-------- Supplied information --------

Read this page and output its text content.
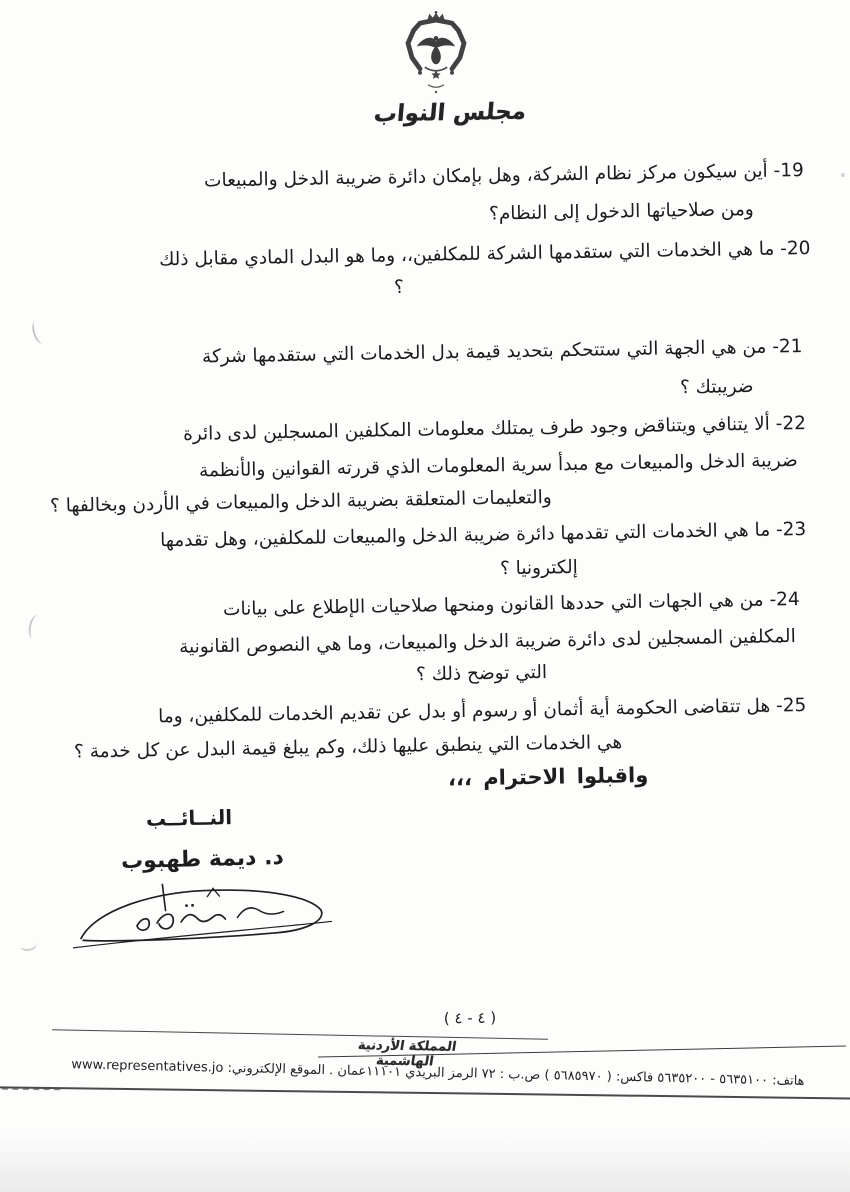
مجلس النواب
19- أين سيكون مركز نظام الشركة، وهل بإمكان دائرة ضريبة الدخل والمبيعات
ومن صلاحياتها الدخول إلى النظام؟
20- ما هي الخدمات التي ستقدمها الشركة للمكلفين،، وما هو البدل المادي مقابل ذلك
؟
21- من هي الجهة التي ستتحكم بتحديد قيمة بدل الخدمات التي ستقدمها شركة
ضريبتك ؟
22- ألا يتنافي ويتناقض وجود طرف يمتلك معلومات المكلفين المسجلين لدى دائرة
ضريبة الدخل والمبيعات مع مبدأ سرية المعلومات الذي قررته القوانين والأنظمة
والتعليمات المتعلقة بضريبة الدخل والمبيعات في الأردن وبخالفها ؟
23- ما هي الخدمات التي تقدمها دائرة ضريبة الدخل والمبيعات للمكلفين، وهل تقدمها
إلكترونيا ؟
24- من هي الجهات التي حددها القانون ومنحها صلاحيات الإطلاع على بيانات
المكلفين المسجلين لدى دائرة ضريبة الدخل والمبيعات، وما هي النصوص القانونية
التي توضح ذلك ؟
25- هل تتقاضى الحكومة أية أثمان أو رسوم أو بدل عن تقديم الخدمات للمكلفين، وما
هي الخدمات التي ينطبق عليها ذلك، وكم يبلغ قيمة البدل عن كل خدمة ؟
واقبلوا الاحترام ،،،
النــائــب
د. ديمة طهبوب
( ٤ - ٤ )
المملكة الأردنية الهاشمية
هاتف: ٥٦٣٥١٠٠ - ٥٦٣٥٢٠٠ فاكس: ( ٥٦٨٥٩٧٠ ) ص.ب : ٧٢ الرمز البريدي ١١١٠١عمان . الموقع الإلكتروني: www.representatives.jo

--------

Exercise goal →
Reproduce each line exactly as it appears, omitting the pictures.

Solution →
Read this page and output its text content.
مجلس النواب
19- أين سيكون مركز نظام الشركة، وهل بإمكان دائرة ضريبة الدخل والمبيعات
ومن صلاحياتها الدخول إلى النظام؟
20- ما هي الخدمات التي ستقدمها الشركة للمكلفين،، وما هو البدل المادي مقابل ذلك
؟
21- من هي الجهة التي ستتحكم بتحديد قيمة بدل الخدمات التي ستقدمها شركة
ضريبتك ؟
22- ألا يتنافي ويتناقض وجود طرف يمتلك معلومات المكلفين المسجلين لدى دائرة
ضريبة الدخل والمبيعات مع مبدأ سرية المعلومات الذي قررته القوانين والأنظمة
والتعليمات المتعلقة بضريبة الدخل والمبيعات في الأردن وبخالفها ؟
23- ما هي الخدمات التي تقدمها دائرة ضريبة الدخل والمبيعات للمكلفين، وهل تقدمها
إلكترونيا ؟
24- من هي الجهات التي حددها القانون ومنحها صلاحيات الإطلاع على بيانات
المكلفين المسجلين لدى دائرة ضريبة الدخل والمبيعات، وما هي النصوص القانونية
التي توضح ذلك ؟
25- هل تتقاضى الحكومة أية أثمان أو رسوم أو بدل عن تقديم الخدمات للمكلفين، وما
هي الخدمات التي ينطبق عليها ذلك، وكم يبلغ قيمة البدل عن كل خدمة ؟
واقبلوا الاحترام ،،،
النــائــب
د. ديمة طهبوب
( ٤ - ٤ )
المملكة الأردنية الهاشمية
هاتف: ٥٦٣٥١٠٠ - ٥٦٣٥٢٠٠ فاكس: ( ٥٦٨٥٩٧٠ ) ص.ب : ٧٢ الرمز البريدي ١١١٠١عمان . الموقع الإلكتروني: www.representatives.jo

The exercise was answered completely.